AIM: Tally every line of the listing where the string "Mostek" is found, and state the total alone.

DATA LISTING:
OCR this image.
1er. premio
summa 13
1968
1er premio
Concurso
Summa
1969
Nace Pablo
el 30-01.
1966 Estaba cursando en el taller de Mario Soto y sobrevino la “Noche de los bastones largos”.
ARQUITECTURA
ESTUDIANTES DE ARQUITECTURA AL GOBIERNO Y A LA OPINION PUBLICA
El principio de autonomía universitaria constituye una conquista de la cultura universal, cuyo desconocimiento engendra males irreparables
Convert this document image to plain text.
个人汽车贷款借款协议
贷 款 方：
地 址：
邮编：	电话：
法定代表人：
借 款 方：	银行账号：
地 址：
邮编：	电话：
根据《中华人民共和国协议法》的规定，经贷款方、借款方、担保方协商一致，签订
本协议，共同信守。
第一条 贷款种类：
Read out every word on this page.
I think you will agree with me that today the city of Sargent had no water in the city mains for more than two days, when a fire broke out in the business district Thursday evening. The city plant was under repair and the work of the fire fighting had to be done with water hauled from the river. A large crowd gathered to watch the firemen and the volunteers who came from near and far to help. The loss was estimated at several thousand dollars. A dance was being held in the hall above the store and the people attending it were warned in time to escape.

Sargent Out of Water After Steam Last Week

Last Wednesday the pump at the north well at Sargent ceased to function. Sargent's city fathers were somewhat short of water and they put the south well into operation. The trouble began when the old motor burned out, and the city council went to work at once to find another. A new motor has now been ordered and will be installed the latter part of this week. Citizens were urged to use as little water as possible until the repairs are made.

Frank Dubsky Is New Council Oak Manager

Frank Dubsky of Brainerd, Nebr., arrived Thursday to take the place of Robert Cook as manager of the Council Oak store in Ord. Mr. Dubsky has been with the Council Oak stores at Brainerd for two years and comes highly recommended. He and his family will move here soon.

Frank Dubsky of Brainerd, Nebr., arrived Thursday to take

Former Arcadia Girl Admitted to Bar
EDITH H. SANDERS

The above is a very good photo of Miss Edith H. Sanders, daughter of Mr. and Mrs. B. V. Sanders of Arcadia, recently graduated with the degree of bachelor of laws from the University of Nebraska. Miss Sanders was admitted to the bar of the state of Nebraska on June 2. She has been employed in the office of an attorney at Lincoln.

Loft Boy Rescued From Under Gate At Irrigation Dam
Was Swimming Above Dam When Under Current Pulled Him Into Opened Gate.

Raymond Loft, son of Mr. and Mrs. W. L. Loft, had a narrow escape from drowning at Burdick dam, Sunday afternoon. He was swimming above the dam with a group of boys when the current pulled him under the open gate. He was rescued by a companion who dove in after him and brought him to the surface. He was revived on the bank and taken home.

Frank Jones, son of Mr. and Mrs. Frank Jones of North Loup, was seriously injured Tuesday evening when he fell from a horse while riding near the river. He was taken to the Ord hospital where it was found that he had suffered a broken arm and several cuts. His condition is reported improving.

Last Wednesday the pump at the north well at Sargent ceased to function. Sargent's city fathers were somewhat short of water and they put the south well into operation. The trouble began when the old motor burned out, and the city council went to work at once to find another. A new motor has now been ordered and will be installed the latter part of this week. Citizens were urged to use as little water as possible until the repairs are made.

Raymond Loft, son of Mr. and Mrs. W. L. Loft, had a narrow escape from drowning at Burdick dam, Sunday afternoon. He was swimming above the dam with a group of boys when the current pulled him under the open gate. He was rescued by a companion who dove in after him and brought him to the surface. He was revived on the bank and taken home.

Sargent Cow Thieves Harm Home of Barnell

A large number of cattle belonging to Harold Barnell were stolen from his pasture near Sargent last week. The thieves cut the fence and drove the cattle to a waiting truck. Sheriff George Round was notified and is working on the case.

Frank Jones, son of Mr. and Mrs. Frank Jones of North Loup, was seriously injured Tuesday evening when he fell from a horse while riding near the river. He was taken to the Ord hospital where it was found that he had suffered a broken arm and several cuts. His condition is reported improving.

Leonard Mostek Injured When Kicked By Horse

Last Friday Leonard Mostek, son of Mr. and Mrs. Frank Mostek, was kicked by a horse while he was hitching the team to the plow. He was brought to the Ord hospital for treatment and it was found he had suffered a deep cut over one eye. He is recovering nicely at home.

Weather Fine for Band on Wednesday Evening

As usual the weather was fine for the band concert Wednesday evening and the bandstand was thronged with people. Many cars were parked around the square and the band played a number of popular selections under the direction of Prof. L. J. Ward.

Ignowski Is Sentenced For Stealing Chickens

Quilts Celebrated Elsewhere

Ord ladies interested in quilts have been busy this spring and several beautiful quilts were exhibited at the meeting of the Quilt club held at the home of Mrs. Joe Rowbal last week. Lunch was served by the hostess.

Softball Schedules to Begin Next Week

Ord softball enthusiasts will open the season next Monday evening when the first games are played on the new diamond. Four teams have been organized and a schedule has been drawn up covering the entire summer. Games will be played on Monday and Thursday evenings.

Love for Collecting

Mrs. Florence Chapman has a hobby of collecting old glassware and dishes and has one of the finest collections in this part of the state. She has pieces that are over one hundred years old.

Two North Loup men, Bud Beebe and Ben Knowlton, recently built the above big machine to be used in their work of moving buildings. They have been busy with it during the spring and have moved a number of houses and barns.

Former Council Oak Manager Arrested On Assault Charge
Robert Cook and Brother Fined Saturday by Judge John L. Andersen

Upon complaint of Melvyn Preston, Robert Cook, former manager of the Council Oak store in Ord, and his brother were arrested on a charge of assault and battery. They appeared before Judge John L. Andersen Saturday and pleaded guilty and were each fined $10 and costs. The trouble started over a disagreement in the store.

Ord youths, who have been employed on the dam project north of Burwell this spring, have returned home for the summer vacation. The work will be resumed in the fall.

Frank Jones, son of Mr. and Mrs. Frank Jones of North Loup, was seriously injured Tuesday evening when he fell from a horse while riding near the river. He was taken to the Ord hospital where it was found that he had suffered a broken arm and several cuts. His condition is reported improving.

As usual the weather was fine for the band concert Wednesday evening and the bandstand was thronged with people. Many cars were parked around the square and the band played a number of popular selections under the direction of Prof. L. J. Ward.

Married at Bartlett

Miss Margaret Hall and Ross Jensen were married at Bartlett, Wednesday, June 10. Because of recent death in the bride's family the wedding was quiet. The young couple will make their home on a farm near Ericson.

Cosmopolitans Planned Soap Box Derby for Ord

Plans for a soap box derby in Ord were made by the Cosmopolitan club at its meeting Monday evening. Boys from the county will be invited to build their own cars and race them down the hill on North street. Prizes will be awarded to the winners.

PROBLEM SOLUTION: 2